State how many lines of the entries below hold the word "JSON"; reply with nothing but the number.
↓
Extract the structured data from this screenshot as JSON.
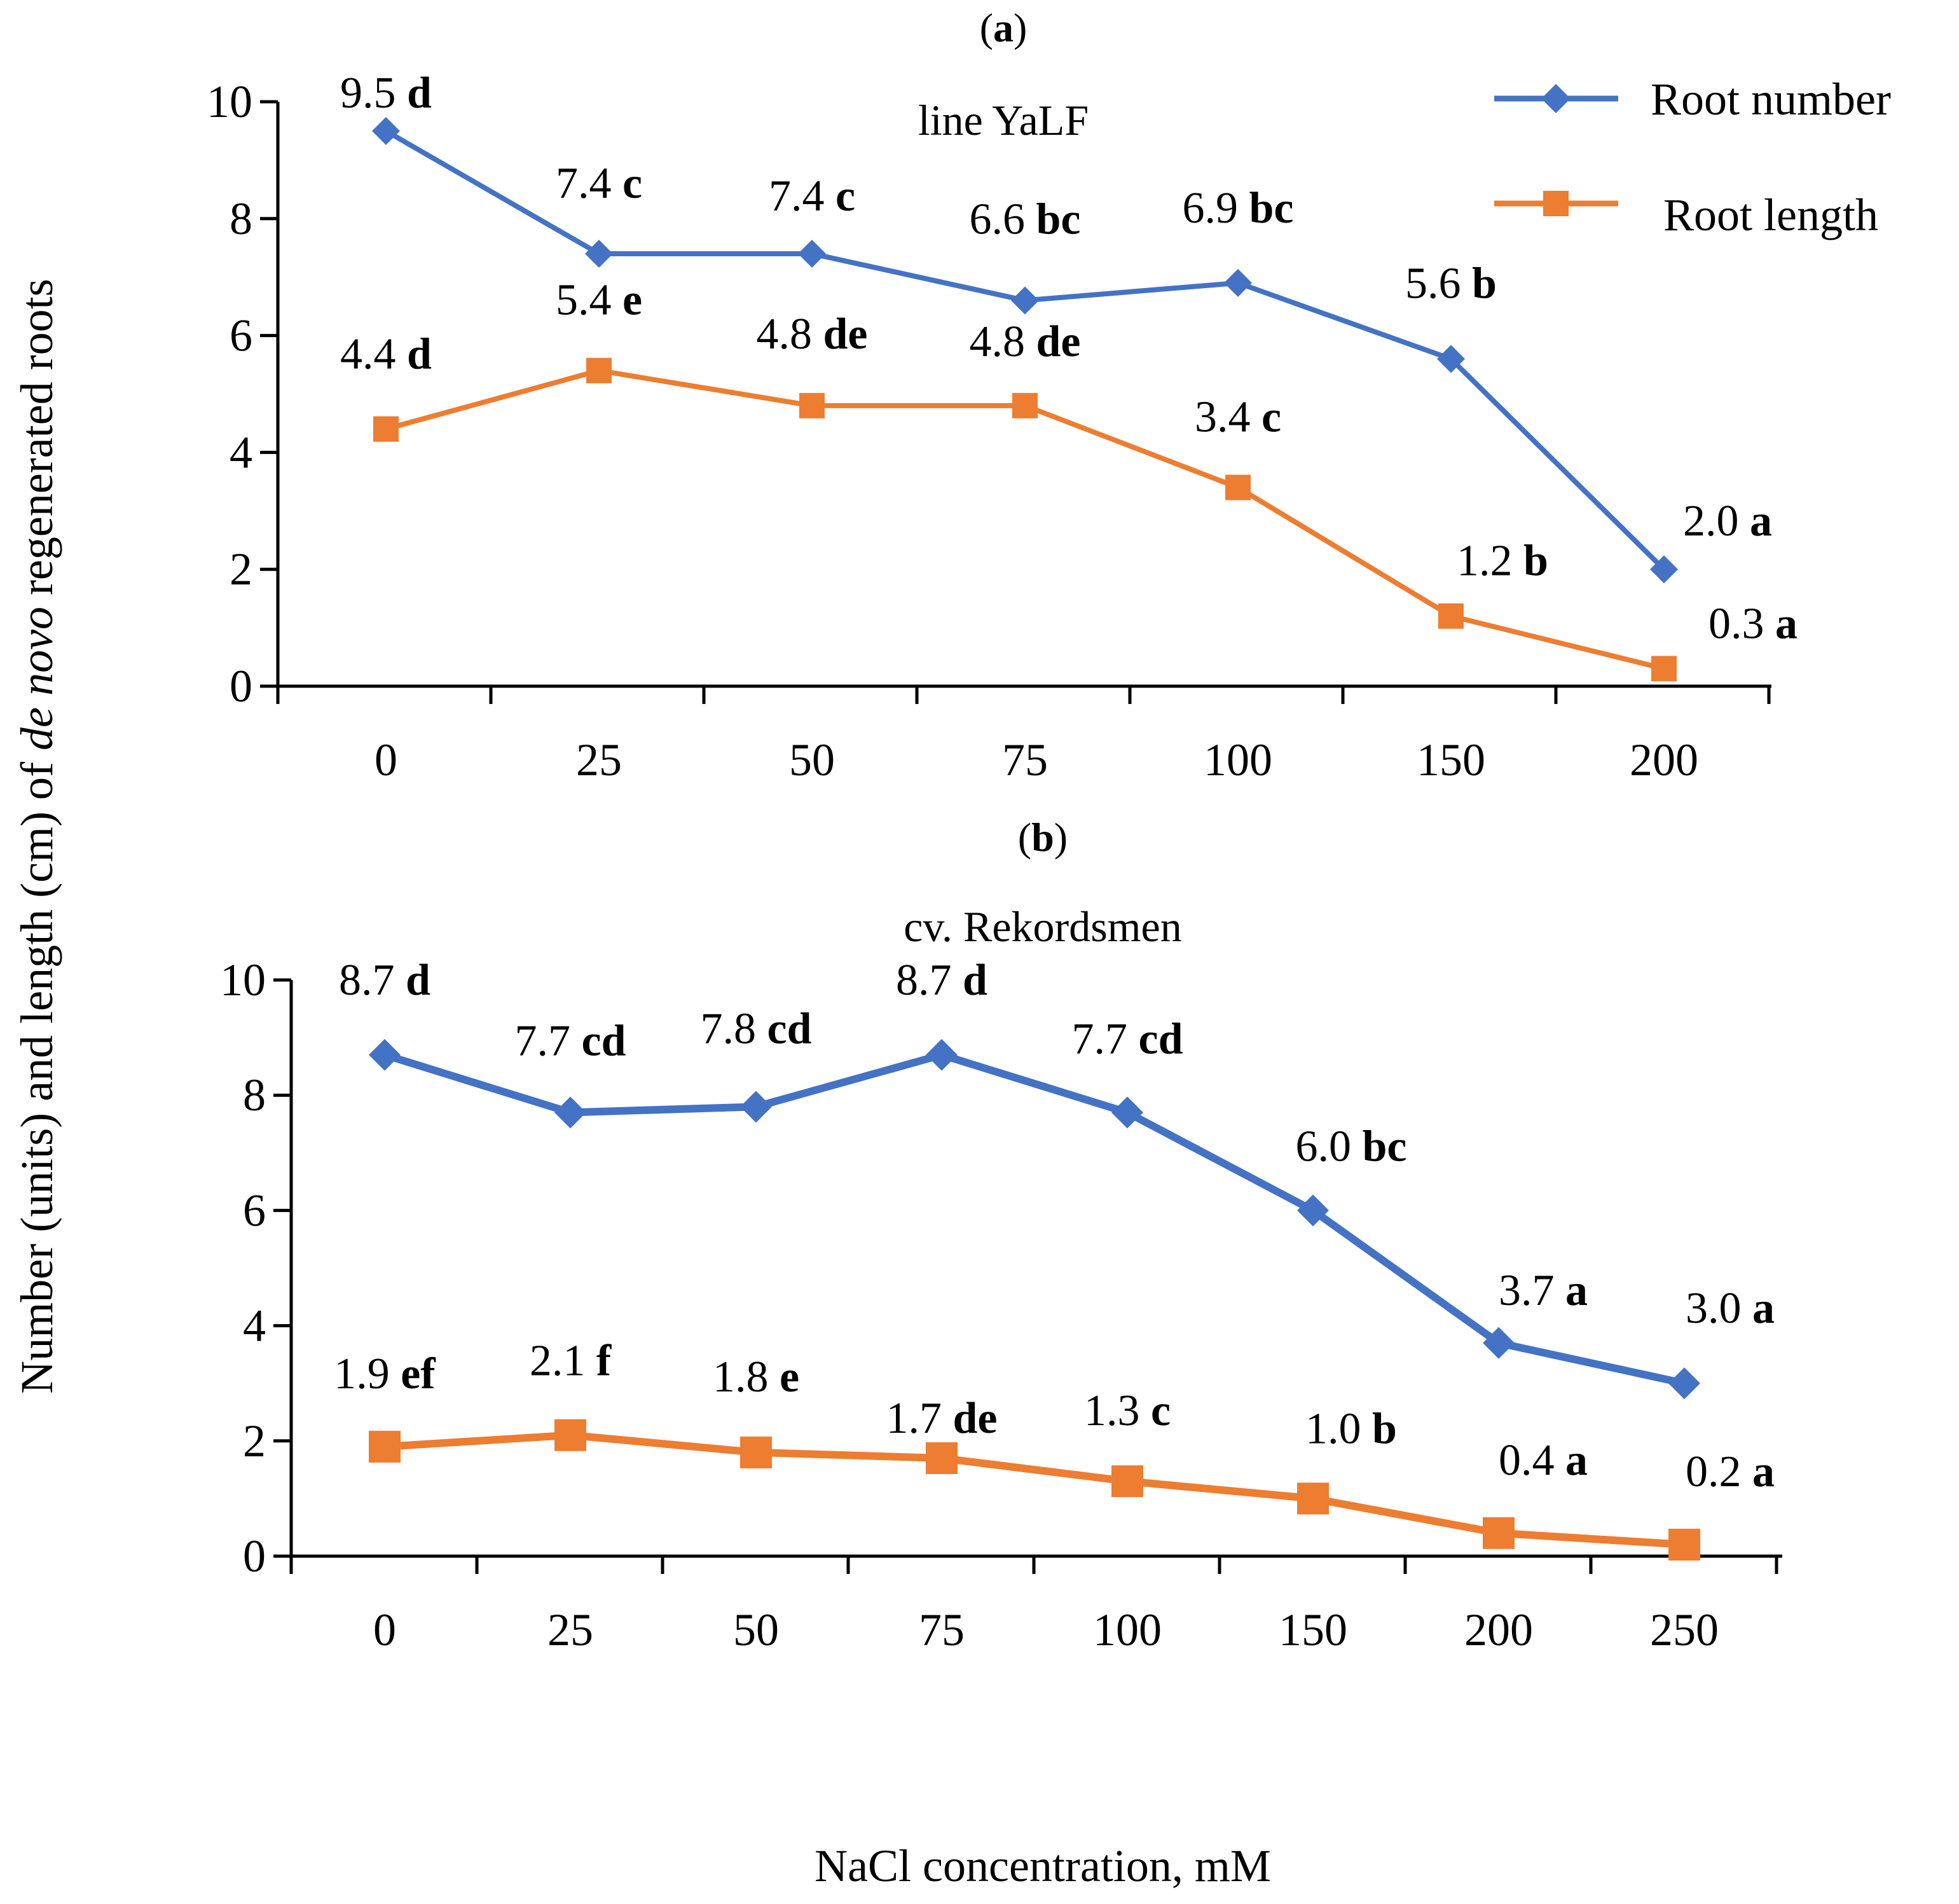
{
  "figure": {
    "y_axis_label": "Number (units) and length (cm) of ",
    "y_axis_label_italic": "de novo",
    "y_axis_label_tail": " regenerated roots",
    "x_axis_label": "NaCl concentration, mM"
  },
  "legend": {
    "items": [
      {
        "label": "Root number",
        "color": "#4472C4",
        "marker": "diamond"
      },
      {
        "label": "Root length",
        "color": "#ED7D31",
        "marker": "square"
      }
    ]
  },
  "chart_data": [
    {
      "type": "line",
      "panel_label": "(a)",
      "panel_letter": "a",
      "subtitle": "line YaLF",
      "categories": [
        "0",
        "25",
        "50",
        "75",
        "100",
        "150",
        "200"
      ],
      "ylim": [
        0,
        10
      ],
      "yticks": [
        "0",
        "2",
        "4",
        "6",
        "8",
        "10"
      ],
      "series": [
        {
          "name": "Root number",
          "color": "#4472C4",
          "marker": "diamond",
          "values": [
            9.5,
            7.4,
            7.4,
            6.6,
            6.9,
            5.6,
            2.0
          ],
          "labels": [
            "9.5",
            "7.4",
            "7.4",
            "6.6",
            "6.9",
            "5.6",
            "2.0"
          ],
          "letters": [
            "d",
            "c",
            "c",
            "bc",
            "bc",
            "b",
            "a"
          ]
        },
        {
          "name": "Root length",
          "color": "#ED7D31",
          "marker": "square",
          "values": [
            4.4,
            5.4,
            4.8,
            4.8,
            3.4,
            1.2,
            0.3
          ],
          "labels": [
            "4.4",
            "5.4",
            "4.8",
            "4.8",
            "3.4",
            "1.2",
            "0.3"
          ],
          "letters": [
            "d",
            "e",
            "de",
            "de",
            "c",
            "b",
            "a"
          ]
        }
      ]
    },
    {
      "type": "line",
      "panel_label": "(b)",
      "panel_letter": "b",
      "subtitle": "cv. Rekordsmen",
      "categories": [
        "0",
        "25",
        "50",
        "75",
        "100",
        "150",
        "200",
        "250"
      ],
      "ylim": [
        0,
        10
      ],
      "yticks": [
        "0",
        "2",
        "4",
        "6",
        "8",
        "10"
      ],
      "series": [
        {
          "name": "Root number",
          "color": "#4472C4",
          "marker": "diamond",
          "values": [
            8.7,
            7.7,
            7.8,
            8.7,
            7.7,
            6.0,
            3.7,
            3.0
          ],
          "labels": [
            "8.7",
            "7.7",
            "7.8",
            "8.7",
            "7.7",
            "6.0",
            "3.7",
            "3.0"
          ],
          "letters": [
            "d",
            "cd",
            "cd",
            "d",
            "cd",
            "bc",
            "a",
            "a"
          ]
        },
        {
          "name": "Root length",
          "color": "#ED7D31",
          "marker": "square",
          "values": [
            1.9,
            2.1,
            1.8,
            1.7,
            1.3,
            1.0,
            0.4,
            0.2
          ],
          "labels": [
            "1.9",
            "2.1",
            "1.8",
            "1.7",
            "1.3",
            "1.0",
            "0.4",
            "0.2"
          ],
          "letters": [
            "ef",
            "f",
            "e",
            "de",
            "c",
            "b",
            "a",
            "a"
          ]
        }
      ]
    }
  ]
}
↑
↓
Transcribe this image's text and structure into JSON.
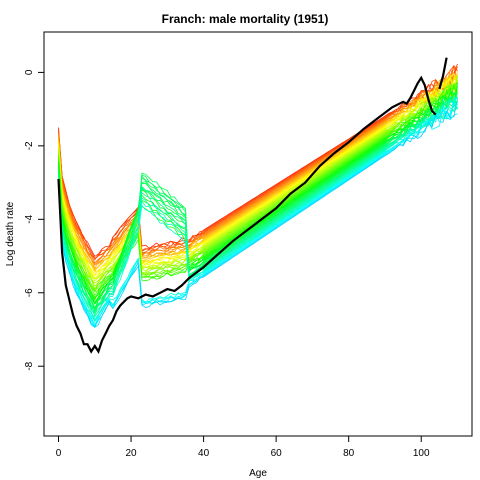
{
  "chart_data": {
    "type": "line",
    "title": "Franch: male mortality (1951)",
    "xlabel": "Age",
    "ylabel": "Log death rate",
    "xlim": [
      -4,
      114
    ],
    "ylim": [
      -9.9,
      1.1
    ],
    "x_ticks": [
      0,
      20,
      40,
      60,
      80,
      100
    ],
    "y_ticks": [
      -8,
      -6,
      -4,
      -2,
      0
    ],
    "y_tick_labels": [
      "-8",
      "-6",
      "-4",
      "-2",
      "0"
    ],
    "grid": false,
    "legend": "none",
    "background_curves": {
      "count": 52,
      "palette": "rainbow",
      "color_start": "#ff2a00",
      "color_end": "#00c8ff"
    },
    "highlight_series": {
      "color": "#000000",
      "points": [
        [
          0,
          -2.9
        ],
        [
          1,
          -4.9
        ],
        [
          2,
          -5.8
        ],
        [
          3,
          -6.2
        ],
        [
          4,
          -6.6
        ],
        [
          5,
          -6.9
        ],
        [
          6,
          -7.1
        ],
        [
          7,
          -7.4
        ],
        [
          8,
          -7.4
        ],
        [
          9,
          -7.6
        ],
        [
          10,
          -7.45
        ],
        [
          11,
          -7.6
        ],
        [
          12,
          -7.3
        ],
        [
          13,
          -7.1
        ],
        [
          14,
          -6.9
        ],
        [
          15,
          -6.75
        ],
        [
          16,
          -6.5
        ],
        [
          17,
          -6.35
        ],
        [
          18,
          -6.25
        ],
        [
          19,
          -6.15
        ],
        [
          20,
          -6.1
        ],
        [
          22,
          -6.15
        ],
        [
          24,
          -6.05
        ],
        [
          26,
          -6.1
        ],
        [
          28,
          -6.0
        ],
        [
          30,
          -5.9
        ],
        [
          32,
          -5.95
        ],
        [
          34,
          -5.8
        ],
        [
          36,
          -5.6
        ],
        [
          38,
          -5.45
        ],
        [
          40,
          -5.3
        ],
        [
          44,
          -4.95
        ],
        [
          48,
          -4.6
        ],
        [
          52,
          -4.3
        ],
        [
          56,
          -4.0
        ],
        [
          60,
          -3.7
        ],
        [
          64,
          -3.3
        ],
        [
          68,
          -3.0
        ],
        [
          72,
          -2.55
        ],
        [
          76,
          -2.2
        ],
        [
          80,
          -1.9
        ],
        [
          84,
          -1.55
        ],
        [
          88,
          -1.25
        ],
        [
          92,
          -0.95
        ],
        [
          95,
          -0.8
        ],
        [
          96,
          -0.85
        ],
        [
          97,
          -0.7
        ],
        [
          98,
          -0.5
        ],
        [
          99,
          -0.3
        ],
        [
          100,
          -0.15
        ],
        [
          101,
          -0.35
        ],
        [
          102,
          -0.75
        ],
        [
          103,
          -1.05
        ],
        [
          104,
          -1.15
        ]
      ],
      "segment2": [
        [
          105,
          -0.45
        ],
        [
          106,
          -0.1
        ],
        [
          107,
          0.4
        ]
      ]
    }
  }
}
↑
Solution below: 2